(Dataset excerpt)

=-=-=

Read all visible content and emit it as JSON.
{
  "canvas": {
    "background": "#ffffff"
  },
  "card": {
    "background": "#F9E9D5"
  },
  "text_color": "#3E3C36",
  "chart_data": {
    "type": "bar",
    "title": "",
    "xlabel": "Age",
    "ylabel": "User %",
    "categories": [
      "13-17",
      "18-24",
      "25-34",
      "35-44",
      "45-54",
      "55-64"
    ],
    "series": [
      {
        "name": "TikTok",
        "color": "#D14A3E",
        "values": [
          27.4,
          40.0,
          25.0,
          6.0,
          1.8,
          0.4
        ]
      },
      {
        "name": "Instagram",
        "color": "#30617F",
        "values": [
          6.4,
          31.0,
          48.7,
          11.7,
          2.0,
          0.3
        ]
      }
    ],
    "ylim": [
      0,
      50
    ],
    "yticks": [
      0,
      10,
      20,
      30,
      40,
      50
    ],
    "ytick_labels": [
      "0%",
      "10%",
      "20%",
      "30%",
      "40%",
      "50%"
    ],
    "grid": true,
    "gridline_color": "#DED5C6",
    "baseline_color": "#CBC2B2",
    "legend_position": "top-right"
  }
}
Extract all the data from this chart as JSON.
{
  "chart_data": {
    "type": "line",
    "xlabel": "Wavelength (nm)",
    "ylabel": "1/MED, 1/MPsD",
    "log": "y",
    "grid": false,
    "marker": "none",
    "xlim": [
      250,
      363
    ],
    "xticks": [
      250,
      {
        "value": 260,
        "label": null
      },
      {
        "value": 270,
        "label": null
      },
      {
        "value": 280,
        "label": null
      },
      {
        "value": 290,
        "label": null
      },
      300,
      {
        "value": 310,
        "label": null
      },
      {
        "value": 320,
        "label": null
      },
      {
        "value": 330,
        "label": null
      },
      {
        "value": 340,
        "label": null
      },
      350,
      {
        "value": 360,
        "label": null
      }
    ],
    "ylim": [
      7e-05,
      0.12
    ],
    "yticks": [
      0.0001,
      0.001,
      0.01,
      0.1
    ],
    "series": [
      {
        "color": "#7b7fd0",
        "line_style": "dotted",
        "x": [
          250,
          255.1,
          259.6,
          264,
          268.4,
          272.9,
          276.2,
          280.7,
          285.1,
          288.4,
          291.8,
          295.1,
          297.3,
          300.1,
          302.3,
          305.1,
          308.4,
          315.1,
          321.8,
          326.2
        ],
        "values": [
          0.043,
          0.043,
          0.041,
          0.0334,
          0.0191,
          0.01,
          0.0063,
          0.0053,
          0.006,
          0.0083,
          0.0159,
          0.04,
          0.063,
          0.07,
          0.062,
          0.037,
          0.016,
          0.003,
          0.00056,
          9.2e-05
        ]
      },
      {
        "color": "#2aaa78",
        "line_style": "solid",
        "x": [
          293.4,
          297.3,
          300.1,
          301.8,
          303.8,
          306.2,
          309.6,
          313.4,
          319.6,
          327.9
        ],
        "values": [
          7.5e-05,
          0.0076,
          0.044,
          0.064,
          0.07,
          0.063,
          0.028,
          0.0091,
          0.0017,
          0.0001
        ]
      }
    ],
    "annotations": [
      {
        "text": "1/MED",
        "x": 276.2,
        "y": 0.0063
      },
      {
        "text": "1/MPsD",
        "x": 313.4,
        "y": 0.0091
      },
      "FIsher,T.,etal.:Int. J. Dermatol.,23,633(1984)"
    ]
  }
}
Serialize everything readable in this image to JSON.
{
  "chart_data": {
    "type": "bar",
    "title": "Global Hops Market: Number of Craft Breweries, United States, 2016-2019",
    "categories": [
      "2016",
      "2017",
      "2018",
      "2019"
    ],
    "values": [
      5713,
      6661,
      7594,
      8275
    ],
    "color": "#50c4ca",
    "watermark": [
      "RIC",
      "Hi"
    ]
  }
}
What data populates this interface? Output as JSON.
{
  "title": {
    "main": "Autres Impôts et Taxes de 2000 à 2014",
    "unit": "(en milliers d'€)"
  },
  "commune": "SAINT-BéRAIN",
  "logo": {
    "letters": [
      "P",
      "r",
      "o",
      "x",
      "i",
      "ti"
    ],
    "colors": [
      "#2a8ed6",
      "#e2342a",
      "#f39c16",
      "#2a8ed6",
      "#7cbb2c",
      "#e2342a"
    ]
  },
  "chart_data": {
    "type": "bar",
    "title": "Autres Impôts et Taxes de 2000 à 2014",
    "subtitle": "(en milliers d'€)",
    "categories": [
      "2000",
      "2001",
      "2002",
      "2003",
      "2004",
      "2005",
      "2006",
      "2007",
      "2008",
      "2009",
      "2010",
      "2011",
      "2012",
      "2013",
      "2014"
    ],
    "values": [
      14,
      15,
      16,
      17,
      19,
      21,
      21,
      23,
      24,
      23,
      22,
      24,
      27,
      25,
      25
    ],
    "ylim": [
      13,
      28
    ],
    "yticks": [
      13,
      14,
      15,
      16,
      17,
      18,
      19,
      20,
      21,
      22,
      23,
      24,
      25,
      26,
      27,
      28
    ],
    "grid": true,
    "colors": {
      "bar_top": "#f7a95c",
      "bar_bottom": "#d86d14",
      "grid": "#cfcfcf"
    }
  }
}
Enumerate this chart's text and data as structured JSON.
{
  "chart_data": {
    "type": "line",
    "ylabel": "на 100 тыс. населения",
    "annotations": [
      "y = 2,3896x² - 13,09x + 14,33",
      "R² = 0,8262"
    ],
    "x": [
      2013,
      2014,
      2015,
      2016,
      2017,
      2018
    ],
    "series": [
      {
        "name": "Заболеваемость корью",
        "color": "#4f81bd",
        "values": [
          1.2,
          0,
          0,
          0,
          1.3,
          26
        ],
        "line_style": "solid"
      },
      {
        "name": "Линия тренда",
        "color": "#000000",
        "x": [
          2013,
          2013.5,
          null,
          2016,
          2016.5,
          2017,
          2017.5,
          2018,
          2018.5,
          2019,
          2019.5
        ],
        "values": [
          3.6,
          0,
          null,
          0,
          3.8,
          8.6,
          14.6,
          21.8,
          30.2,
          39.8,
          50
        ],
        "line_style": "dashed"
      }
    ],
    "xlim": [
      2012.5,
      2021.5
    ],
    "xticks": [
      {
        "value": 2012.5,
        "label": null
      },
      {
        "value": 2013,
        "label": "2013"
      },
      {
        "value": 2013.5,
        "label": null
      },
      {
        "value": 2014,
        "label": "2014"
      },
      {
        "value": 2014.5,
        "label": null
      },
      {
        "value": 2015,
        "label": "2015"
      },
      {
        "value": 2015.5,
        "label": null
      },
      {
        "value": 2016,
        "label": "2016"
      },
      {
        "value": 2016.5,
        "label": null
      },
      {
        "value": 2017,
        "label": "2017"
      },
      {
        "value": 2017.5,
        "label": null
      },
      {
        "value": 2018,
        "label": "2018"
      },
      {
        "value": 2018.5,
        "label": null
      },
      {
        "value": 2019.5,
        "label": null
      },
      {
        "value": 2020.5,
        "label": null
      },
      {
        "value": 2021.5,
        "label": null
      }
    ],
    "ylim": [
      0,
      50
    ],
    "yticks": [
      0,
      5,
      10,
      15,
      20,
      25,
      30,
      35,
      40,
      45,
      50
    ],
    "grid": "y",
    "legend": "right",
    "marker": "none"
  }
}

=-=-=

_Work to be completed_. Go through the entries and repeat each one exactly.

_Solved problem_.
Read all visible content and emit it as JSON.
{
  "canvas": {
    "background": "#ffffff"
  },
  "card": {
    "background": "#F9E9D5"
  },
  "text_color": "#3E3C36",
  "chart_data": {
    "type": "bar",
    "title": "",
    "xlabel": "Age",
    "ylabel": "User %",
    "categories": [
      "13-17",
      "18-24",
      "25-34",
      "35-44",
      "45-54",
      "55-64"
    ],
    "series": [
      {
        "name": "TikTok",
        "color": "#D14A3E",
        "values": [
          27.4,
          40.0,
          25.0,
          6.0,
          1.8,
          0.4
        ]
      },
      {
        "name": "Instagram",
        "color": "#30617F",
        "values": [
          6.4,
          31.0,
          48.7,
          11.7,
          2.0,
          0.3
        ]
      }
    ],
    "ylim": [
      0,
      50
    ],
    "yticks": [
      0,
      10,
      20,
      30,
      40,
      50
    ],
    "ytick_labels": [
      "0%",
      "10%",
      "20%",
      "30%",
      "40%",
      "50%"
    ],
    "grid": true,
    "gridline_color": "#DED5C6",
    "baseline_color": "#CBC2B2",
    "legend_position": "top-right"
  }
}
Extract all the data from this chart as JSON.
{
  "chart_data": {
    "type": "line",
    "xlabel": "Wavelength (nm)",
    "ylabel": "1/MED, 1/MPsD",
    "log": "y",
    "grid": false,
    "marker": "none",
    "xlim": [
      250,
      363
    ],
    "xticks": [
      250,
      {
        "value": 260,
        "label": null
      },
      {
        "value": 270,
        "label": null
      },
      {
        "value": 280,
        "label": null
      },
      {
        "value": 290,
        "label": null
      },
      300,
      {
        "value": 310,
        "label": null
      },
      {
        "value": 320,
        "label": null
      },
      {
        "value": 330,
        "label": null
      },
      {
        "value": 340,
        "label": null
      },
      350,
      {
        "value": 360,
        "label": null
      }
    ],
    "ylim": [
      7e-05,
      0.12
    ],
    "yticks": [
      0.0001,
      0.001,
      0.01,
      0.1
    ],
    "series": [
      {
        "color": "#7b7fd0",
        "line_style": "dotted",
        "x": [
          250,
          255.1,
          259.6,
          264,
          268.4,
          272.9,
          276.2,
          280.7,
          285.1,
          288.4,
          291.8,
          295.1,
          297.3,
          300.1,
          302.3,
          305.1,
          308.4,
          315.1,
          321.8,
          326.2
        ],
        "values": [
          0.043,
          0.043,
          0.041,
          0.0334,
          0.0191,
          0.01,
          0.0063,
          0.0053,
          0.006,
          0.0083,
          0.0159,
          0.04,
          0.063,
          0.07,
          0.062,
          0.037,
          0.016,
          0.003,
          0.00056,
          9.2e-05
        ]
      },
      {
        "color": "#2aaa78",
        "line_style": "solid",
        "x": [
          293.4,
          297.3,
          300.1,
          301.8,
          303.8,
          306.2,
          309.6,
          313.4,
          319.6,
          327.9
        ],
        "values": [
          7.5e-05,
          0.0076,
          0.044,
          0.064,
          0.07,
          0.063,
          0.028,
          0.0091,
          0.0017,
          0.0001
        ]
      }
    ],
    "annotations": [
      {
        "text": "1/MED",
        "x": 276.2,
        "y": 0.0063
      },
      {
        "text": "1/MPsD",
        "x": 313.4,
        "y": 0.0091
      },
      "FIsher,T.,etal.:Int. J. Dermatol.,23,633(1984)"
    ]
  }
}
Serialize everything readable in this image to JSON.
{
  "chart_data": {
    "type": "bar",
    "title": "Global Hops Market: Number of Craft Breweries, United States, 2016-2019",
    "categories": [
      "2016",
      "2017",
      "2018",
      "2019"
    ],
    "values": [
      5713,
      6661,
      7594,
      8275
    ],
    "color": "#50c4ca",
    "watermark": [
      "RIC",
      "Hi"
    ]
  }
}
What data populates this interface? Output as JSON.
{
  "title": {
    "main": "Autres Impôts et Taxes de 2000 à 2014",
    "unit": "(en milliers d'€)"
  },
  "commune": "SAINT-BéRAIN",
  "logo": {
    "letters": [
      "P",
      "r",
      "o",
      "x",
      "i",
      "ti"
    ],
    "colors": [
      "#2a8ed6",
      "#e2342a",
      "#f39c16",
      "#2a8ed6",
      "#7cbb2c",
      "#e2342a"
    ]
  },
  "chart_data": {
    "type": "bar",
    "title": "Autres Impôts et Taxes de 2000 à 2014",
    "subtitle": "(en milliers d'€)",
    "categories": [
      "2000",
      "2001",
      "2002",
      "2003",
      "2004",
      "2005",
      "2006",
      "2007",
      "2008",
      "2009",
      "2010",
      "2011",
      "2012",
      "2013",
      "2014"
    ],
    "values": [
      14,
      15,
      16,
      17,
      19,
      21,
      21,
      23,
      24,
      23,
      22,
      24,
      27,
      25,
      25
    ],
    "ylim": [
      13,
      28
    ],
    "yticks": [
      13,
      14,
      15,
      16,
      17,
      18,
      19,
      20,
      21,
      22,
      23,
      24,
      25,
      26,
      27,
      28
    ],
    "grid": true,
    "colors": {
      "bar_top": "#f7a95c",
      "bar_bottom": "#d86d14",
      "grid": "#cfcfcf"
    }
  }
}
Enumerate this chart's text and data as structured JSON.
{
  "chart_data": {
    "type": "line",
    "ylabel": "на 100 тыс. населения",
    "annotations": [
      "y = 2,3896x² - 13,09x + 14,33",
      "R² = 0,8262"
    ],
    "x": [
      2013,
      2014,
      2015,
      2016,
      2017,
      2018
    ],
    "series": [
      {
        "name": "Заболеваемость корью",
        "color": "#4f81bd",
        "values": [
          1.2,
          0,
          0,
          0,
          1.3,
          26
        ],
        "line_style": "solid"
      },
      {
        "name": "Линия тренда",
        "color": "#000000",
        "x": [
          2013,
          2013.5,
          null,
          2016,
          2016.5,
          2017,
          2017.5,
          2018,
          2018.5,
          2019,
          2019.5
        ],
        "values": [
          3.6,
          0,
          null,
          0,
          3.8,
          8.6,
          14.6,
          21.8,
          30.2,
          39.8,
          50
        ],
        "line_style": "dashed"
      }
    ],
    "xlim": [
      2012.5,
      2021.5
    ],
    "xticks": [
      {
        "value": 2012.5,
        "label": null
      },
      {
        "value": 2013,
        "label": "2013"
      },
      {
        "value": 2013.5,
        "label": null
      },
      {
        "value": 2014,
        "label": "2014"
      },
      {
        "value": 2014.5,
        "label": null
      },
      {
        "value": 2015,
        "label": "2015"
      },
      {
        "value": 2015.5,
        "label": null
      },
      {
        "value": 2016,
        "label": "2016"
      },
      {
        "value": 2016.5,
        "label": null
      },
      {
        "value": 2017,
        "label": "2017"
      },
      {
        "value": 2017.5,
        "label": null
      },
      {
        "value": 2018,
        "label": "2018"
      },
      {
        "value": 2018.5,
        "label": null
      },
      {
        "value": 2019.5,
        "label": null
      },
      {
        "value": 2020.5,
        "label": null
      },
      {
        "value": 2021.5,
        "label": null
      }
    ],
    "ylim": [
      0,
      50
    ],
    "yticks": [
      0,
      5,
      10,
      15,
      20,
      25,
      30,
      35,
      40,
      45,
      50
    ],
    "grid": "y",
    "legend": "right",
    "marker": "none"
  }
}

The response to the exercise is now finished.